◆ The task:
Reproduce all the lines exactly as they stand, apart from the pictures.

━━ Dataset records ━━

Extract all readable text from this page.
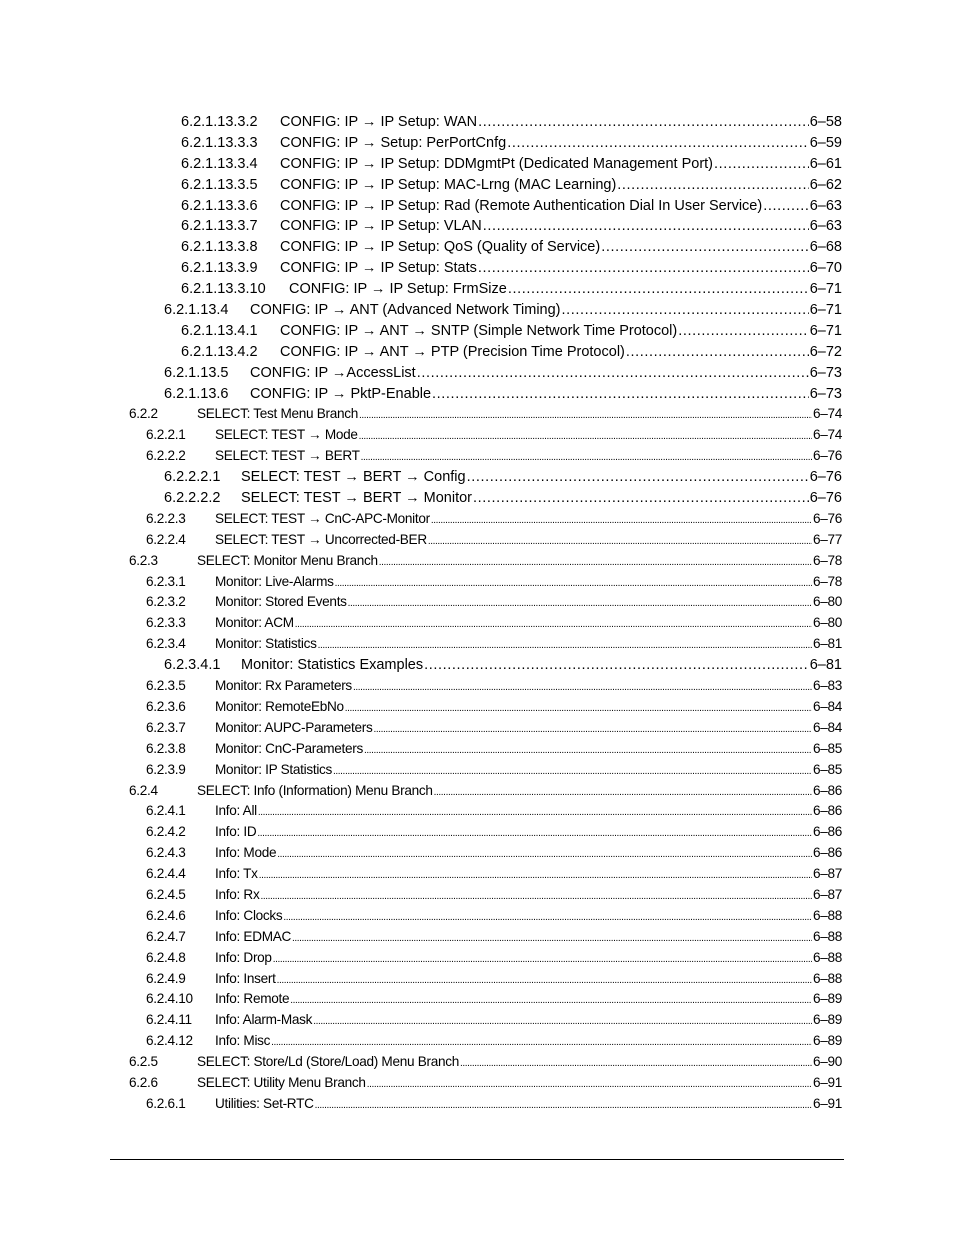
6.2.1.13.3.2 CONFIG: IP → IP Setup: WAN .....	6–58
6.2.1.13.3.3 CONFIG: IP → Setup: PerPortCnfg .....	6–59
6.2.1.13.3.4 CONFIG: IP → IP Setup: DDMgmtPt (Dedicated Management Port) .....	6–61
6.2.1.13.3.5 CONFIG: IP → IP Setup: MAC-Lrng (MAC Learning) .....	6–62
6.2.1.13.3.6 CONFIG: IP → IP Setup: Rad (Remote Authentication Dial In User Service) .....	6–63
6.2.1.13.3.7 CONFIG: IP → IP Setup: VLAN .....	6–63
6.2.1.13.3.8 CONFIG: IP → IP Setup: QoS (Quality of Service) .....	6–68
6.2.1.13.3.9 CONFIG: IP → IP Setup: Stats .....	6–70
6.2.1.13.3.10 CONFIG: IP → IP Setup: FrmSize .....	6–71
6.2.1.13.4 CONFIG: IP → ANT (Advanced Network Timing) .....	6–71
6.2.1.13.4.1 CONFIG: IP → ANT → SNTP (Simple Network Time Protocol) .....	6–71
6.2.1.13.4.2 CONFIG: IP → ANT → PTP (Precision Time Protocol) .....	6–72
6.2.1.13.5 CONFIG: IP →AccessList .....	6–73
6.2.1.13.6 CONFIG: IP → PktP-Enable .....	6–73
6.2.2	SELECT: Test Menu Branch .....	6–74
6.2.2.1 SELECT: TEST → Mode .....	6–74
6.2.2.2 SELECT: TEST → BERT .....	6–76
6.2.2.2.1 SELECT: TEST → BERT → Config .....	6–76
6.2.2.2.2 SELECT: TEST → BERT → Monitor .....	6–76
6.2.2.3 SELECT: TEST → CnC-APC-Monitor .....	6–76
6.2.2.4 SELECT: TEST → Uncorrected-BER .....	6–77
6.2.3	SELECT: Monitor Menu Branch .....	6–78
6.2.3.1 Monitor: Live-Alarms .....	6–78
6.2.3.2 Monitor: Stored Events .....	6–80
6.2.3.3 Monitor: ACM .....	6–80
6.2.3.4 Monitor: Statistics .....	6–81
6.2.3.4.1 Monitor: Statistics Examples .....	6–81
6.2.3.5 Monitor: Rx Parameters .....	6–83
6.2.3.6 Monitor: RemoteEbNo .....	6–84
6.2.3.7 Monitor: AUPC-Parameters .....	6–84
6.2.3.8 Monitor: CnC-Parameters .....	6–85
6.2.3.9 Monitor: IP Statistics .....	6–85
6.2.4	SELECT: Info (Information) Menu Branch .....	6–86
6.2.4.1 Info: All .....	6–86
6.2.4.2 Info: ID .....	6–86
6.2.4.3 Info: Mode .....	6–86
6.2.4.4 Info: Tx .....	6–87
6.2.4.5 Info: Rx .....	6–87
6.2.4.6 Info: Clocks .....	6–88
6.2.4.7 Info: EDMAC .....	6–88
6.2.4.8 Info: Drop .....	6–88
6.2.4.9 Info: Insert .....	6–88
6.2.4.10 Info: Remote .....	6–89
6.2.4.11 Info: Alarm-Mask .....	6–89
6.2.4.12 Info: Misc .....	6–89
6.2.5	SELECT: Store/Ld (Store/Load) Menu Branch .....	6–90
6.2.6	SELECT: Utility Menu Branch .....	6–91
6.2.6.1 Utilities: Set-RTC .....	6–91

━━━

◆ The answer:
Extract all readable text from this page.
6.2.1.13.3.2 CONFIG: IP → IP Setup: WAN .....	6–58
6.2.1.13.3.3 CONFIG: IP → Setup: PerPortCnfg .....	6–59
6.2.1.13.3.4 CONFIG: IP → IP Setup: DDMgmtPt (Dedicated Management Port) .....	6–61
6.2.1.13.3.5 CONFIG: IP → IP Setup: MAC-Lrng (MAC Learning) .....	6–62
6.2.1.13.3.6 CONFIG: IP → IP Setup: Rad (Remote Authentication Dial In User Service) .....	6–63
6.2.1.13.3.7 CONFIG: IP → IP Setup: VLAN .....	6–63
6.2.1.13.3.8 CONFIG: IP → IP Setup: QoS (Quality of Service) .....	6–68
6.2.1.13.3.9 CONFIG: IP → IP Setup: Stats .....	6–70
6.2.1.13.3.10 CONFIG: IP → IP Setup: FrmSize .....	6–71
6.2.1.13.4 CONFIG: IP → ANT (Advanced Network Timing) .....	6–71
6.2.1.13.4.1 CONFIG: IP → ANT → SNTP (Simple Network Time Protocol) .....	6–71
6.2.1.13.4.2 CONFIG: IP → ANT → PTP (Precision Time Protocol) .....	6–72
6.2.1.13.5 CONFIG: IP →AccessList .....	6–73
6.2.1.13.6 CONFIG: IP → PktP-Enable .....	6–73
6.2.2	SELECT: Test Menu Branch .....	6–74
6.2.2.1 SELECT: TEST → Mode .....	6–74
6.2.2.2 SELECT: TEST → BERT .....	6–76
6.2.2.2.1 SELECT: TEST → BERT → Config .....	6–76
6.2.2.2.2 SELECT: TEST → BERT → Monitor .....	6–76
6.2.2.3 SELECT: TEST → CnC-APC-Monitor .....	6–76
6.2.2.4 SELECT: TEST → Uncorrected-BER .....	6–77
6.2.3	SELECT: Monitor Menu Branch .....	6–78
6.2.3.1 Monitor: Live-Alarms .....	6–78
6.2.3.2 Monitor: Stored Events .....	6–80
6.2.3.3 Monitor: ACM .....	6–80
6.2.3.4 Monitor: Statistics .....	6–81
6.2.3.4.1 Monitor: Statistics Examples .....	6–81
6.2.3.5 Monitor: Rx Parameters .....	6–83
6.2.3.6 Monitor: RemoteEbNo .....	6–84
6.2.3.7 Monitor: AUPC-Parameters .....	6–84
6.2.3.8 Monitor: CnC-Parameters .....	6–85
6.2.3.9 Monitor: IP Statistics .....	6–85
6.2.4	SELECT: Info (Information) Menu Branch .....	6–86
6.2.4.1 Info: All .....	6–86
6.2.4.2 Info: ID .....	6–86
6.2.4.3 Info: Mode .....	6–86
6.2.4.4 Info: Tx .....	6–87
6.2.4.5 Info: Rx .....	6–87
6.2.4.6 Info: Clocks .....	6–88
6.2.4.7 Info: EDMAC .....	6–88
6.2.4.8 Info: Drop .....	6–88
6.2.4.9 Info: Insert .....	6–88
6.2.4.10 Info: Remote .....	6–89
6.2.4.11 Info: Alarm-Mask .....	6–89
6.2.4.12 Info: Misc .....	6–89
6.2.5	SELECT: Store/Ld (Store/Load) Menu Branch .....	6–90
6.2.6	SELECT: Utility Menu Branch .....	6–91
6.2.6.1 Utilities: Set-RTC .....	6–91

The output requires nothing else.